## SHORT PROBLEM
Keep the pictures out and restate every record exactly.

--- PROVIDED DATA ---

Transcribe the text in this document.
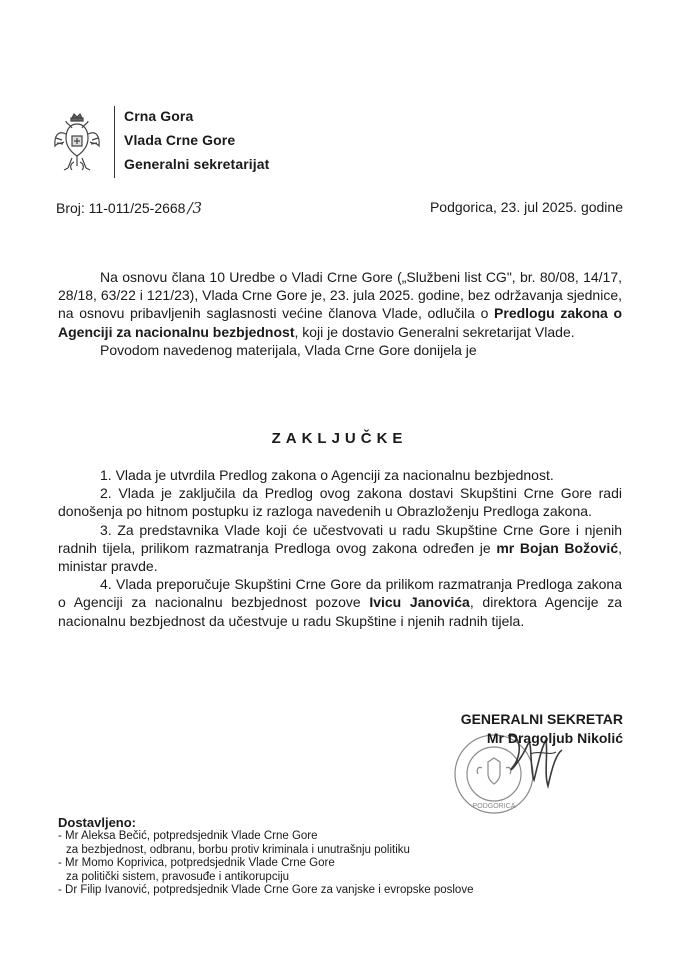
Crna Gora
Vlada Crne Gore
Generalni sekretarijat
Broj: 11-011/25-2668 /3	Podgorica, 23. jul 2025. godine
Na osnovu člana 10 Uredbe o Vladi Crne Gore („Službeni list CG", br. 80/08, 14/17, 28/18, 63/22 i 121/23), Vlada Crne Gore je, 23. jula 2025. godine, bez održavanja sjednice, na osnovu pribavljenih saglasnosti većine članova Vlade, odlučila o Predlogu zakona o Agenciji za nacionalnu bezbjednost, koji je dostavio Generalni sekretarijat Vlade.
Povodom navedenog materijala, Vlada Crne Gore donijela je
ZAKLJUČKE
1. Vlada je utvrdila Predlog zakona o Agenciji za nacionalnu bezbjednost.
2. Vlada je zaključila da Predlog ovog zakona dostavi Skupštini Crne Gore radi donošenja po hitnom postupku iz razloga navedenih u Obrazloženju Predloga zakona.
3. Za predstavnika Vlade koji će učestvovati u radu Skupštine Crne Gore i njenih radnih tijela, prilikom razmatranja Predloga ovog zakona određen je mr Bojan Božović, ministar pravde.
4. Vlada preporučuje Skupštini Crne Gore da prilikom razmatranja Predloga zakona o Agenciji za nacionalnu bezbjednost pozove Ivicu Janovića, direktora Agencije za nacionalnu bezbjednost da učestvuje u radu Skupštine i njenih radnih tijela.
PODGORICA
GENERALNI SEKRETAR
Mr Dragoljub Nikolić
Dostavljeno:
- Mr Aleksa Bečić, potpredsjednik Vlade Crne Gore
za bezbjednost, odbranu, borbu protiv kriminala i unutrašnju politiku
- Mr Momo Koprivica, potpredsjednik Vlade Crne Gore
za politički sistem, pravosuđe i antikorupciju
- Dr Filip Ivanović, potpredsjednik Vlade Crne Gore za vanjske i evropske poslove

---

## EXERCISE RESULT
Transcribe the text in this document.
Crna Gora
Vlada Crne Gore
Generalni sekretarijat
Broj: 11-011/25-2668 /3	Podgorica, 23. jul 2025. godine
Na osnovu člana 10 Uredbe o Vladi Crne Gore („Službeni list CG", br. 80/08, 14/17, 28/18, 63/22 i 121/23), Vlada Crne Gore je, 23. jula 2025. godine, bez održavanja sjednice, na osnovu pribavljenih saglasnosti većine članova Vlade, odlučila o Predlogu zakona o Agenciji za nacionalnu bezbjednost, koji je dostavio Generalni sekretarijat Vlade.
Povodom navedenog materijala, Vlada Crne Gore donijela je
ZAKLJUČKE
1. Vlada je utvrdila Predlog zakona o Agenciji za nacionalnu bezbjednost.
2. Vlada je zaključila da Predlog ovog zakona dostavi Skupštini Crne Gore radi donošenja po hitnom postupku iz razloga navedenih u Obrazloženju Predloga zakona.
3. Za predstavnika Vlade koji će učestvovati u radu Skupštine Crne Gore i njenih radnih tijela, prilikom razmatranja Predloga ovog zakona određen je mr Bojan Božović, ministar pravde.
4. Vlada preporučuje Skupštini Crne Gore da prilikom razmatranja Predloga zakona o Agenciji za nacionalnu bezbjednost pozove Ivicu Janovića, direktora Agencije za nacionalnu bezbjednost da učestvuje u radu Skupštine i njenih radnih tijela.
PODGORICA
GENERALNI SEKRETAR
Mr Dragoljub Nikolić
Dostavljeno:
- Mr Aleksa Bečić, potpredsjednik Vlade Crne Gore
za bezbjednost, odbranu, borbu protiv kriminala i unutrašnju politiku
- Mr Momo Koprivica, potpredsjednik Vlade Crne Gore
za politički sistem, pravosuđe i antikorupciju
- Dr Filip Ivanović, potpredsjednik Vlade Crne Gore za vanjske i evropske poslove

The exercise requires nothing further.